=== EXERCISE DETAILS ===
Each entry must be given again exactly; images do not belong in the copy.

=== INFORMATION GIVEN ===

+++++

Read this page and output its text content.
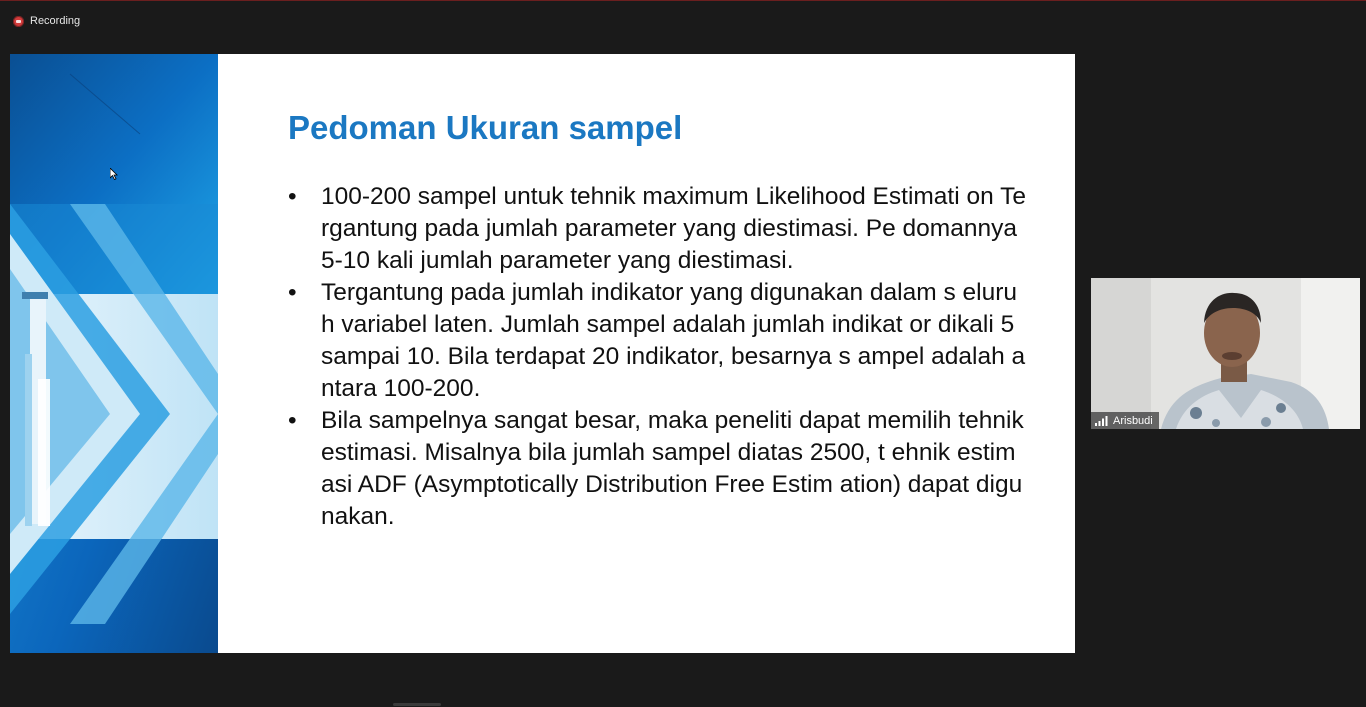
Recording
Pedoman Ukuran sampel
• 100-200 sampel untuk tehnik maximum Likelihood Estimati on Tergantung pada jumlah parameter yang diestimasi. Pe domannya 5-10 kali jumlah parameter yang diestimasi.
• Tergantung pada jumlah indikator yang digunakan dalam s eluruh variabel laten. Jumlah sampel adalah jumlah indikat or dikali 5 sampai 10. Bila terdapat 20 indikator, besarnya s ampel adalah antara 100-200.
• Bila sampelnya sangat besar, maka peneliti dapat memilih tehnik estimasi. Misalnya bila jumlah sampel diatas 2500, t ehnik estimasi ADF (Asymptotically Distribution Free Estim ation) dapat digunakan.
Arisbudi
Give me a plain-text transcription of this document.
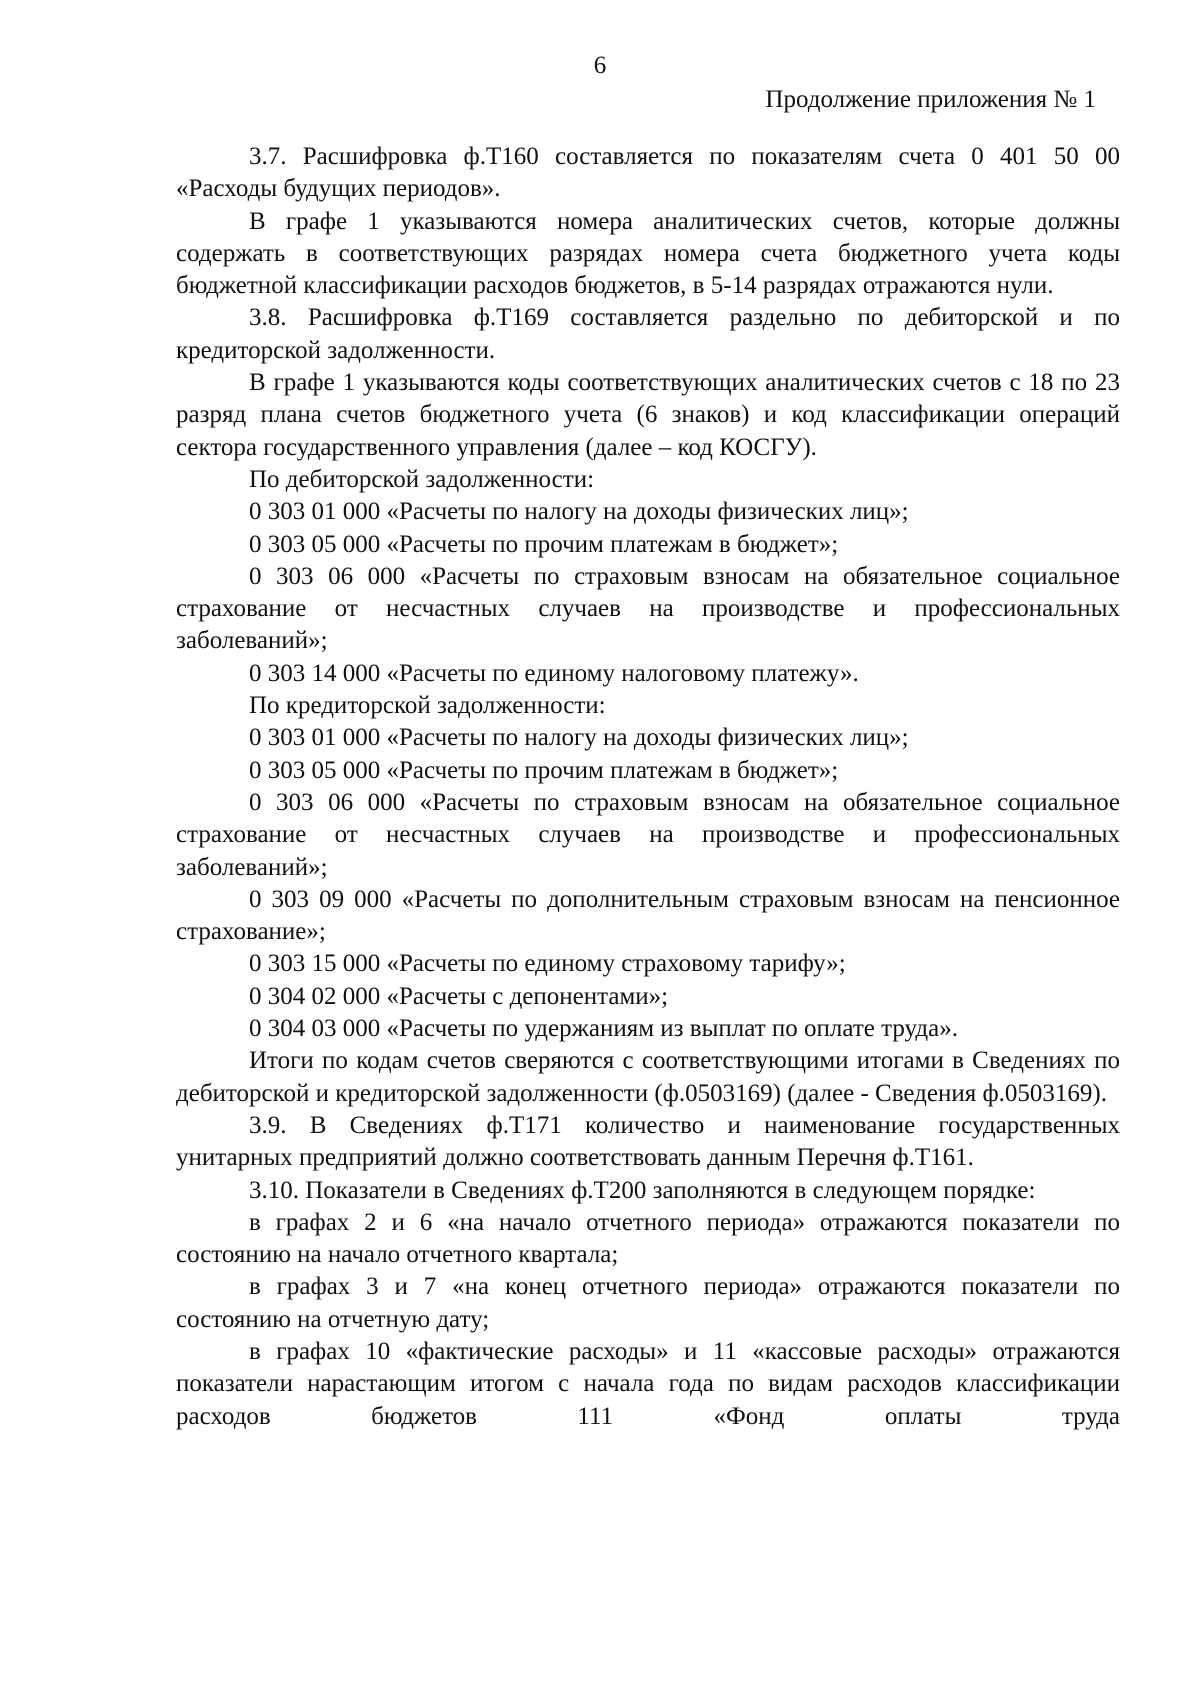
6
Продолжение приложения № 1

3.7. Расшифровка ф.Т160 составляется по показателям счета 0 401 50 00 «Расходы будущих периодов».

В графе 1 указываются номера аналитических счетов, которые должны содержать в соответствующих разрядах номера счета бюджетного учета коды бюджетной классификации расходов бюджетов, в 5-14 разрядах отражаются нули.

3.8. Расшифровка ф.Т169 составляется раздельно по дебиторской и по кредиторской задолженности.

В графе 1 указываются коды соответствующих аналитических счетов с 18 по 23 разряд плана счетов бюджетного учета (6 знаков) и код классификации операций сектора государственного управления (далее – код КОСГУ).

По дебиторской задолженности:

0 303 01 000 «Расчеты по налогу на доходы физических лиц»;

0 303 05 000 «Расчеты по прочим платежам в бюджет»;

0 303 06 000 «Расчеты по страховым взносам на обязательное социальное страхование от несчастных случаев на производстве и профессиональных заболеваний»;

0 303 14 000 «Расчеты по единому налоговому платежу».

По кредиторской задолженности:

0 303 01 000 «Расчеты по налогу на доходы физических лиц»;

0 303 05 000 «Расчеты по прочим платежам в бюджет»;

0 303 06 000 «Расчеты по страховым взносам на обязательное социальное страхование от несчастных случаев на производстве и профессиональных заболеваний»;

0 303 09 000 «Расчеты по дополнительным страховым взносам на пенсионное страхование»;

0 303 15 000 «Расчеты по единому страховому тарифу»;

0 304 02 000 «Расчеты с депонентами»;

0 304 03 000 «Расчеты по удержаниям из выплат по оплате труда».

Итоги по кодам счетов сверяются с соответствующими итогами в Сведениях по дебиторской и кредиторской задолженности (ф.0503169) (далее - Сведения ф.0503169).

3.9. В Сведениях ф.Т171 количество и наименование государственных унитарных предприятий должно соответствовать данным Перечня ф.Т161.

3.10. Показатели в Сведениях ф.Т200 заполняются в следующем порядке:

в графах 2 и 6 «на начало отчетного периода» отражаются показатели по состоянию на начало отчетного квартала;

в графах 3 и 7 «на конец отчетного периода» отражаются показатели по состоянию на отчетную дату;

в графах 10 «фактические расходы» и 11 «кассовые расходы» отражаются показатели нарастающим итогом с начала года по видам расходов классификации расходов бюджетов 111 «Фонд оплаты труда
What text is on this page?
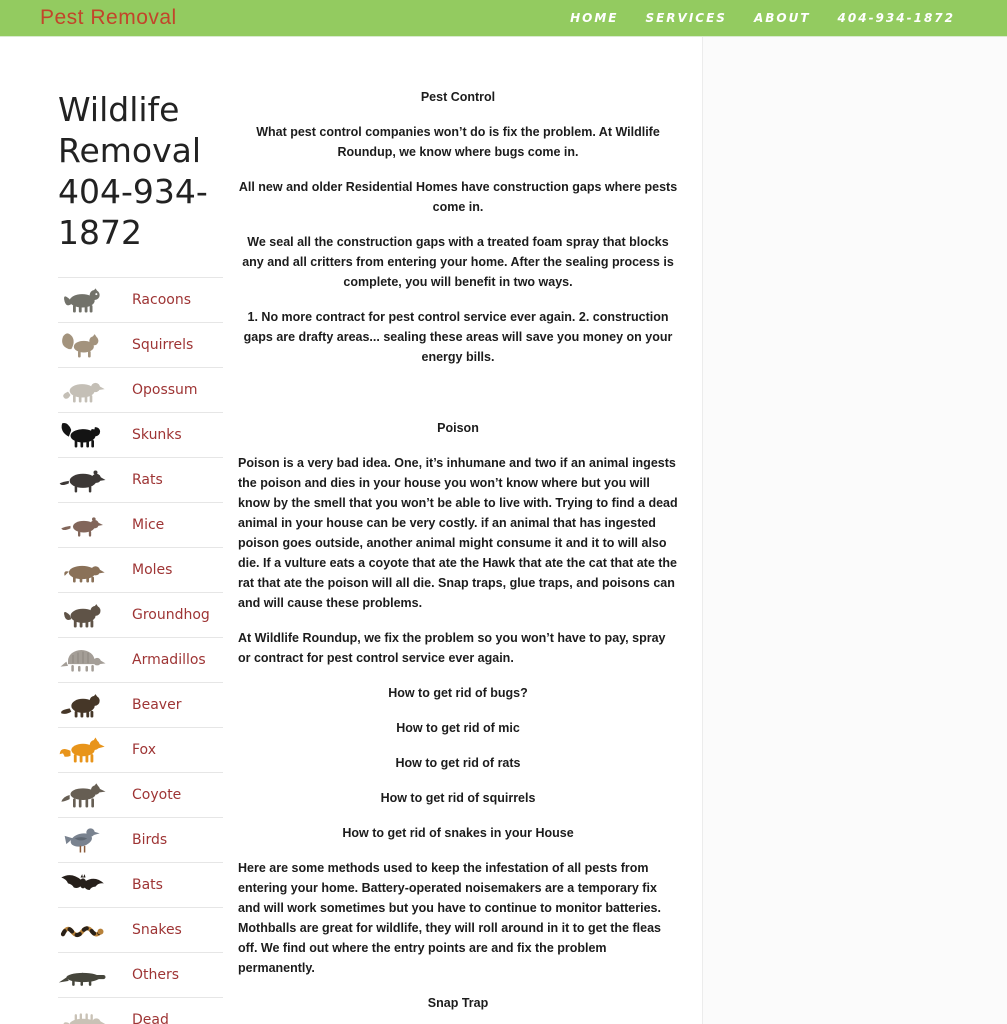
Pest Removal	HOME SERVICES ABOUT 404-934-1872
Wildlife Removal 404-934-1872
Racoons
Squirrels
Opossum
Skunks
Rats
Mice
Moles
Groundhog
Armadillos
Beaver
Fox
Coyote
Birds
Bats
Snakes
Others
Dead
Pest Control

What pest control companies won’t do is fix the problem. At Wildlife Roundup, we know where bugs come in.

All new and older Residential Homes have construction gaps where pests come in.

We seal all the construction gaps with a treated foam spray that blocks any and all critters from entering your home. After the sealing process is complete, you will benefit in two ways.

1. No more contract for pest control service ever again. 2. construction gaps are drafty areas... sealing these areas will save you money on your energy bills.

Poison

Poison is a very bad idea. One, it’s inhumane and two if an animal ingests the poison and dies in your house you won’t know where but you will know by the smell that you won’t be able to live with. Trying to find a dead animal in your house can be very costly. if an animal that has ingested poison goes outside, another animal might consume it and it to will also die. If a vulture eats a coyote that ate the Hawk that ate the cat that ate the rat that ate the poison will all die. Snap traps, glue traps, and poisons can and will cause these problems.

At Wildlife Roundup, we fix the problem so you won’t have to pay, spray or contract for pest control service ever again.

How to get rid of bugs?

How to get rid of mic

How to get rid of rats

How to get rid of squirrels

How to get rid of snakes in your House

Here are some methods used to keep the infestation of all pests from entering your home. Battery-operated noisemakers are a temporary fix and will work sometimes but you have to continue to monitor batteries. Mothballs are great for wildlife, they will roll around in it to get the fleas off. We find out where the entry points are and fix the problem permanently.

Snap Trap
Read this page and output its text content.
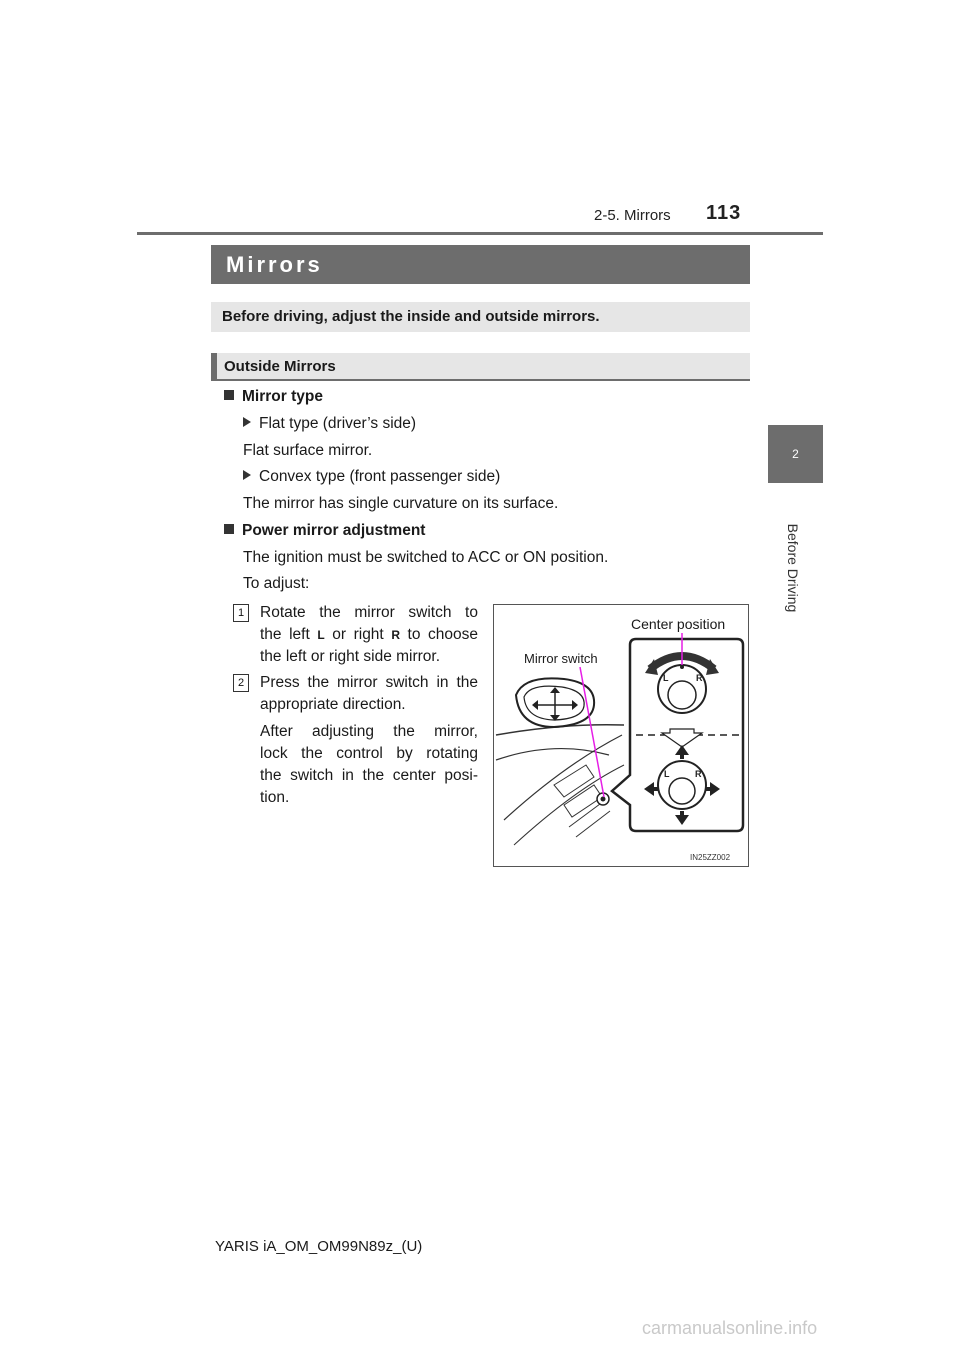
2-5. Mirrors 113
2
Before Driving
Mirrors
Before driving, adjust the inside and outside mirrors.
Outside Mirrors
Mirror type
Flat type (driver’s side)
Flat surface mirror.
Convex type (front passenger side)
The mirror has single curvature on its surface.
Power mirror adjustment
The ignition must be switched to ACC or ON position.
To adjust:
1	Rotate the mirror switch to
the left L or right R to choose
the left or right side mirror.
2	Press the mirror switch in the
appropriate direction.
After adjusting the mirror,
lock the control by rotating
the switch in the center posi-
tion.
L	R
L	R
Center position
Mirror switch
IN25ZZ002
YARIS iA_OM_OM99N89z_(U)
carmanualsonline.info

+++++

=== RESULT ===
Read this page and output its text content.
Recording
Pedoman Ukuran sampel
• 100-200 sampel untuk tehnik maximum Likelihood Estimati on Tergantung pada jumlah parameter yang diestimasi. Pe domannya 5-10 kali jumlah parameter yang diestimasi.
• Tergantung pada jumlah indikator yang digunakan dalam s eluruh variabel laten. Jumlah sampel adalah jumlah indikat or dikali 5 sampai 10. Bila terdapat 20 indikator, besarnya s ampel adalah antara 100-200.
• Bila sampelnya sangat besar, maka peneliti dapat memilih tehnik estimasi. Misalnya bila jumlah sampel diatas 2500, t ehnik estimasi ADF (Asymptotically Distribution Free Estim ation) dapat digunakan.
Arisbudi
Give me a plain-text transcription of this document.
6
Продолжение приложения № 1

3.7. Расшифровка ф.Т160 составляется по показателям счета 0 401 50 00 «Расходы будущих периодов».

В графе 1 указываются номера аналитических счетов, которые должны содержать в соответствующих разрядах номера счета бюджетного учета коды бюджетной классификации расходов бюджетов, в 5-14 разрядах отражаются нули.

3.8. Расшифровка ф.Т169 составляется раздельно по дебиторской и по кредиторской задолженности.

В графе 1 указываются коды соответствующих аналитических счетов с 18 по 23 разряд плана счетов бюджетного учета (6 знаков) и код классификации операций сектора государственного управления (далее – код КОСГУ).

По дебиторской задолженности:

0 303 01 000 «Расчеты по налогу на доходы физических лиц»;

0 303 05 000 «Расчеты по прочим платежам в бюджет»;

0 303 06 000 «Расчеты по страховым взносам на обязательное социальное страхование от несчастных случаев на производстве и профессиональных заболеваний»;

0 303 14 000 «Расчеты по единому налоговому платежу».

По кредиторской задолженности:

0 303 01 000 «Расчеты по налогу на доходы физических лиц»;

0 303 05 000 «Расчеты по прочим платежам в бюджет»;

0 303 06 000 «Расчеты по страховым взносам на обязательное социальное страхование от несчастных случаев на производстве и профессиональных заболеваний»;

0 303 09 000 «Расчеты по дополнительным страховым взносам на пенсионное страхование»;

0 303 15 000 «Расчеты по единому страховому тарифу»;

0 304 02 000 «Расчеты с депонентами»;

0 304 03 000 «Расчеты по удержаниям из выплат по оплате труда».

Итоги по кодам счетов сверяются с соответствующими итогами в Сведениях по дебиторской и кредиторской задолженности (ф.0503169) (далее - Сведения ф.0503169).

3.9. В Сведениях ф.Т171 количество и наименование государственных унитарных предприятий должно соответствовать данным Перечня ф.Т161.

3.10. Показатели в Сведениях ф.Т200 заполняются в следующем порядке:

в графах 2 и 6 «на начало отчетного периода» отражаются показатели по состоянию на начало отчетного квартала;

в графах 3 и 7 «на конец отчетного периода» отражаются показатели по состоянию на отчетную дату;

в графах 10 «фактические расходы» и 11 «кассовые расходы» отражаются показатели нарастающим итогом с начала года по видам расходов классификации расходов бюджетов 111 «Фонд оплаты труда
What text is on this page?
Pest Removal	HOME SERVICES ABOUT 404-934-1872
Wildlife Removal 404-934-1872
Racoons
Squirrels
Opossum
Skunks
Rats
Mice
Moles
Groundhog
Armadillos
Beaver
Fox
Coyote
Birds
Bats
Snakes
Others
Dead
Pest Control

What pest control companies won’t do is fix the problem. At Wildlife Roundup, we know where bugs come in.

All new and older Residential Homes have construction gaps where pests come in.

We seal all the construction gaps with a treated foam spray that blocks any and all critters from entering your home. After the sealing process is complete, you will benefit in two ways.

1. No more contract for pest control service ever again. 2. construction gaps are drafty areas... sealing these areas will save you money on your energy bills.

Poison

Poison is a very bad idea. One, it’s inhumane and two if an animal ingests the poison and dies in your house you won’t know where but you will know by the smell that you won’t be able to live with. Trying to find a dead animal in your house can be very costly. if an animal that has ingested poison goes outside, another animal might consume it and it to will also die. If a vulture eats a coyote that ate the Hawk that ate the cat that ate the rat that ate the poison will all die. Snap traps, glue traps, and poisons can and will cause these problems.

At Wildlife Roundup, we fix the problem so you won’t have to pay, spray or contract for pest control service ever again.

How to get rid of bugs?

How to get rid of mic

How to get rid of rats

How to get rid of squirrels

How to get rid of snakes in your House

Here are some methods used to keep the infestation of all pests from entering your home. Battery-operated noisemakers are a temporary fix and will work sometimes but you have to continue to monitor batteries. Mothballs are great for wildlife, they will roll around in it to get the fleas off. We find out where the entry points are and fix the problem permanently.

Snap Trap
Read this page and output its text content.
2-5. Mirrors 113
2
Before Driving
Mirrors
Before driving, adjust the inside and outside mirrors.
Outside Mirrors
Mirror type
Flat type (driver’s side)
Flat surface mirror.
Convex type (front passenger side)
The mirror has single curvature on its surface.
Power mirror adjustment
The ignition must be switched to ACC or ON position.
To adjust:
1	Rotate the mirror switch to
the left L or right R to choose
the left or right side mirror.
2	Press the mirror switch in the
appropriate direction.
After adjusting the mirror,
lock the control by rotating
the switch in the center posi-
tion.
L	R
L	R
Center position
Mirror switch
IN25ZZ002
YARIS iA_OM_OM99N89z_(U)
carmanualsonline.info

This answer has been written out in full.